(Records about charts and figures)
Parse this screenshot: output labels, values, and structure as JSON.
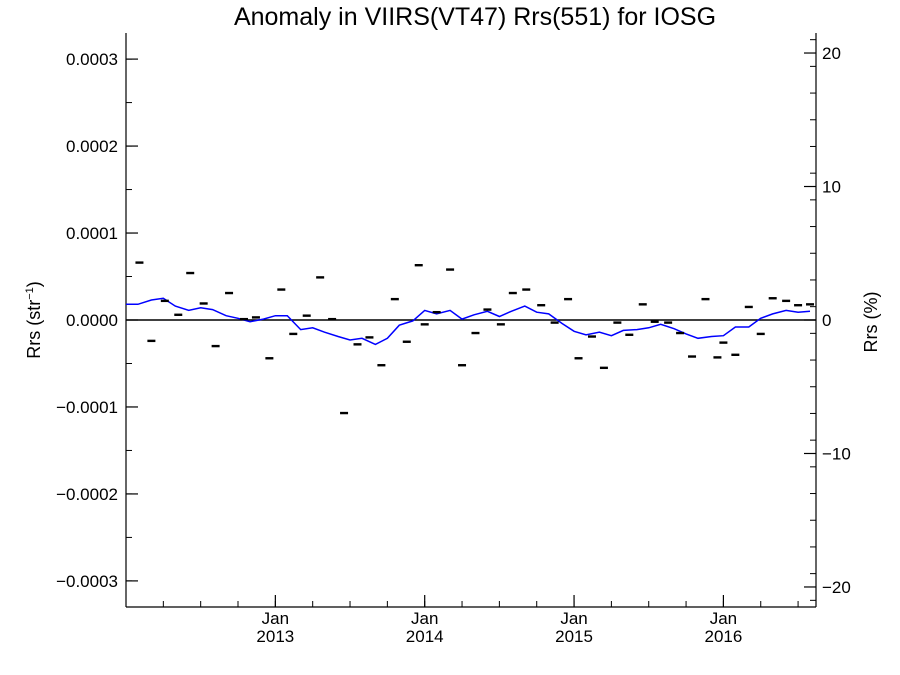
{
  "chart_data": {
    "type": "scatter",
    "title": "Anomaly in VIIRS(VT47) Rrs(551) for IOSG",
    "ylabel_left": {
      "main": "Rrs (str",
      "sup": "−1",
      "end": ")"
    },
    "ylabel_right": "Rrs (%)",
    "x_ticks": [
      {
        "top": "Jan",
        "bottom": "2013",
        "x": 2013.0
      },
      {
        "top": "Jan",
        "bottom": "2014",
        "x": 2014.0
      },
      {
        "top": "Jan",
        "bottom": "2015",
        "x": 2015.0
      },
      {
        "top": "Jan",
        "bottom": "2016",
        "x": 2016.0
      }
    ],
    "xlim": [
      2012.0,
      2016.62
    ],
    "ylim_left": [
      -0.00033,
      0.00033
    ],
    "ylim_right": [
      -21.5,
      21.5
    ],
    "y_left_ticks": [
      {
        "value": 0.0003,
        "label": "0.0003"
      },
      {
        "value": 0.0002,
        "label": "0.0002"
      },
      {
        "value": 0.0001,
        "label": "0.0001"
      },
      {
        "value": 0.0,
        "label": "0.0000"
      },
      {
        "value": -0.0001,
        "label": "−0.0001"
      },
      {
        "value": -0.0002,
        "label": "−0.0002"
      },
      {
        "value": -0.0003,
        "label": "−0.0003"
      }
    ],
    "y_right_ticks": [
      {
        "value": 20,
        "label": "20"
      },
      {
        "value": 10,
        "label": "10"
      },
      {
        "value": 0,
        "label": "0"
      },
      {
        "value": -10,
        "label": "−10"
      },
      {
        "value": -20,
        "label": "−20"
      }
    ],
    "zero_line": 0,
    "series": [
      {
        "marker": "dash",
        "color": "#000000",
        "points": [
          [
            2012.09,
            6.6e-05
          ],
          [
            2012.17,
            -2.4e-05
          ],
          [
            2012.26,
            2.2e-05
          ],
          [
            2012.35,
            6e-06
          ],
          [
            2012.43,
            5.4e-05
          ],
          [
            2012.52,
            1.9e-05
          ],
          [
            2012.6,
            -3e-05
          ],
          [
            2012.69,
            3.1e-05
          ],
          [
            2012.79,
            1e-06
          ],
          [
            2012.87,
            3e-06
          ],
          [
            2012.96,
            -4.4e-05
          ],
          [
            2013.04,
            3.5e-05
          ],
          [
            2013.12,
            -1.6e-05
          ],
          [
            2013.21,
            5e-06
          ],
          [
            2013.3,
            4.9e-05
          ],
          [
            2013.38,
            1e-06
          ],
          [
            2013.46,
            -0.000107
          ],
          [
            2013.55,
            -2.8e-05
          ],
          [
            2013.63,
            -2e-05
          ],
          [
            2013.71,
            -5.2e-05
          ],
          [
            2013.8,
            2.4e-05
          ],
          [
            2013.88,
            -2.5e-05
          ],
          [
            2013.96,
            6.3e-05
          ],
          [
            2014.0,
            -5e-06
          ],
          [
            2014.08,
            9e-06
          ],
          [
            2014.17,
            5.8e-05
          ],
          [
            2014.25,
            -5.2e-05
          ],
          [
            2014.34,
            -1.5e-05
          ],
          [
            2014.42,
            1.2e-05
          ],
          [
            2014.51,
            -5e-06
          ],
          [
            2014.59,
            3.1e-05
          ],
          [
            2014.68,
            3.5e-05
          ],
          [
            2014.78,
            1.7e-05
          ],
          [
            2014.87,
            -3e-06
          ],
          [
            2014.96,
            2.4e-05
          ],
          [
            2015.03,
            -4.4e-05
          ],
          [
            2015.12,
            -1.9e-05
          ],
          [
            2015.2,
            -5.5e-05
          ],
          [
            2015.29,
            -3e-06
          ],
          [
            2015.37,
            -1.7e-05
          ],
          [
            2015.46,
            1.8e-05
          ],
          [
            2015.54,
            -2e-06
          ],
          [
            2015.63,
            -3e-06
          ],
          [
            2015.71,
            -1.5e-05
          ],
          [
            2015.79,
            -4.2e-05
          ],
          [
            2015.88,
            2.4e-05
          ],
          [
            2015.96,
            -4.3e-05
          ],
          [
            2016.0,
            -2.6e-05
          ],
          [
            2016.08,
            -4e-05
          ],
          [
            2016.17,
            1.5e-05
          ],
          [
            2016.25,
            -1.6e-05
          ],
          [
            2016.33,
            2.5e-05
          ],
          [
            2016.42,
            2.2e-05
          ],
          [
            2016.5,
            1.7e-05
          ],
          [
            2016.58,
            1.8e-05
          ]
        ]
      },
      {
        "marker": "line",
        "color": "#0000ff",
        "points": [
          [
            2012.0,
            1.8e-05
          ],
          [
            2012.08,
            1.8e-05
          ],
          [
            2012.17,
            2.3e-05
          ],
          [
            2012.25,
            2.5e-05
          ],
          [
            2012.33,
            1.6e-05
          ],
          [
            2012.42,
            1.1e-05
          ],
          [
            2012.5,
            1.4e-05
          ],
          [
            2012.58,
            1.2e-05
          ],
          [
            2012.67,
            5e-06
          ],
          [
            2012.75,
            2e-06
          ],
          [
            2012.83,
            -2e-06
          ],
          [
            2012.92,
            1e-06
          ],
          [
            2013.0,
            5e-06
          ],
          [
            2013.08,
            5e-06
          ],
          [
            2013.17,
            -1.1e-05
          ],
          [
            2013.25,
            -9e-06
          ],
          [
            2013.33,
            -1.4e-05
          ],
          [
            2013.42,
            -1.9e-05
          ],
          [
            2013.5,
            -2.3e-05
          ],
          [
            2013.58,
            -2.1e-05
          ],
          [
            2013.67,
            -2.8e-05
          ],
          [
            2013.75,
            -2.1e-05
          ],
          [
            2013.83,
            -6e-06
          ],
          [
            2013.92,
            -1e-06
          ],
          [
            2014.0,
            1.1e-05
          ],
          [
            2014.08,
            7e-06
          ],
          [
            2014.17,
            1.1e-05
          ],
          [
            2014.25,
            1e-06
          ],
          [
            2014.33,
            6e-06
          ],
          [
            2014.42,
            1e-05
          ],
          [
            2014.5,
            4e-06
          ],
          [
            2014.58,
            1e-05
          ],
          [
            2014.67,
            1.6e-05
          ],
          [
            2014.75,
            9e-06
          ],
          [
            2014.83,
            7e-06
          ],
          [
            2014.92,
            -4e-06
          ],
          [
            2015.0,
            -1.3e-05
          ],
          [
            2015.08,
            -1.7e-05
          ],
          [
            2015.17,
            -1.4e-05
          ],
          [
            2015.25,
            -1.8e-05
          ],
          [
            2015.33,
            -1.2e-05
          ],
          [
            2015.42,
            -1.1e-05
          ],
          [
            2015.5,
            -9e-06
          ],
          [
            2015.58,
            -5e-06
          ],
          [
            2015.67,
            -1e-05
          ],
          [
            2015.75,
            -1.6e-05
          ],
          [
            2015.83,
            -2.1e-05
          ],
          [
            2015.92,
            -1.9e-05
          ],
          [
            2016.0,
            -1.8e-05
          ],
          [
            2016.08,
            -8e-06
          ],
          [
            2016.17,
            -8e-06
          ],
          [
            2016.25,
            2e-06
          ],
          [
            2016.33,
            7e-06
          ],
          [
            2016.42,
            1.1e-05
          ],
          [
            2016.5,
            9e-06
          ],
          [
            2016.58,
            1e-05
          ]
        ]
      }
    ]
  }
}
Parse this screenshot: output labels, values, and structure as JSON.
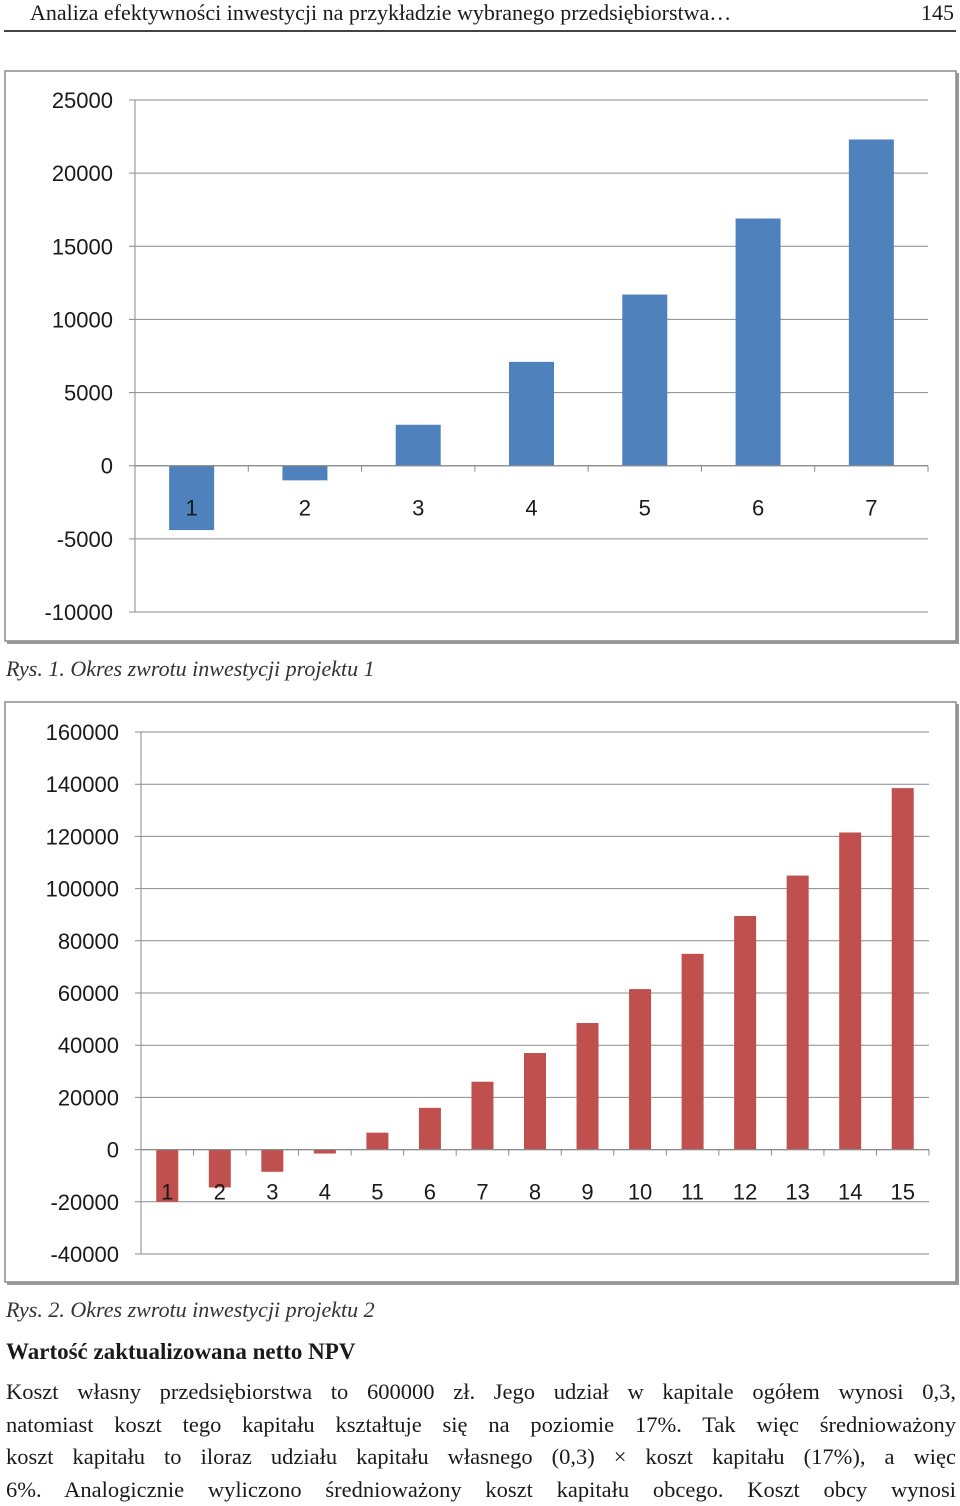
{
  "header": {
    "running_title": "Analiza efektywności inwestycji na przykładzie wybranego przedsiębiorstwa…",
    "page_number": "145"
  },
  "figure1": {
    "caption": "Rys. 1. Okres zwrotu inwestycji projektu 1"
  },
  "figure2": {
    "caption": "Rys. 2. Okres zwrotu inwestycji projektu 2"
  },
  "section": {
    "heading": "Wartość zaktualizowana netto NPV",
    "lines": [
      "Koszt własny przedsiębiorstwa to 600000 zł. Jego udział w kapitale ogółem wynosi 0,3,",
      "natomiast koszt tego kapitału kształtuje się na poziomie 17%. Tak więc średnioważony",
      "koszt kapitału to iloraz udziału kapitału własnego (0,3) × koszt kapitału (17%), a więc",
      "6%. Analogicznie wyliczono średnioważony koszt kapitału obcego. Koszt obcy wynosi"
    ]
  },
  "chart_data": [
    {
      "type": "bar",
      "categories": [
        "1",
        "2",
        "3",
        "4",
        "5",
        "6",
        "7"
      ],
      "values": [
        -4400,
        -1000,
        2800,
        7100,
        11700,
        16900,
        22300
      ],
      "ylim": [
        -10000,
        25000
      ],
      "yticks": [
        "25000",
        "20000",
        "15000",
        "10000",
        "5000",
        "0",
        "-5000",
        "-10000"
      ],
      "grid": true,
      "color": "#4f81bd"
    },
    {
      "type": "bar",
      "categories": [
        "1",
        "2",
        "3",
        "4",
        "5",
        "6",
        "7",
        "8",
        "9",
        "10",
        "11",
        "12",
        "13",
        "14",
        "15"
      ],
      "values": [
        -20000,
        -14500,
        -8500,
        -1500,
        6500,
        16000,
        26000,
        37000,
        48500,
        61500,
        75000,
        89500,
        105000,
        121500,
        138500
      ],
      "ylim": [
        -40000,
        160000
      ],
      "yticks": [
        "160000",
        "140000",
        "120000",
        "100000",
        "80000",
        "60000",
        "40000",
        "20000",
        "0",
        "-20000",
        "-40000"
      ],
      "grid": true,
      "color": "#c0504d"
    }
  ]
}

(What to do)
Report how many lines of the listing hold the string "color", giving only the number.

(Reply to the task)
4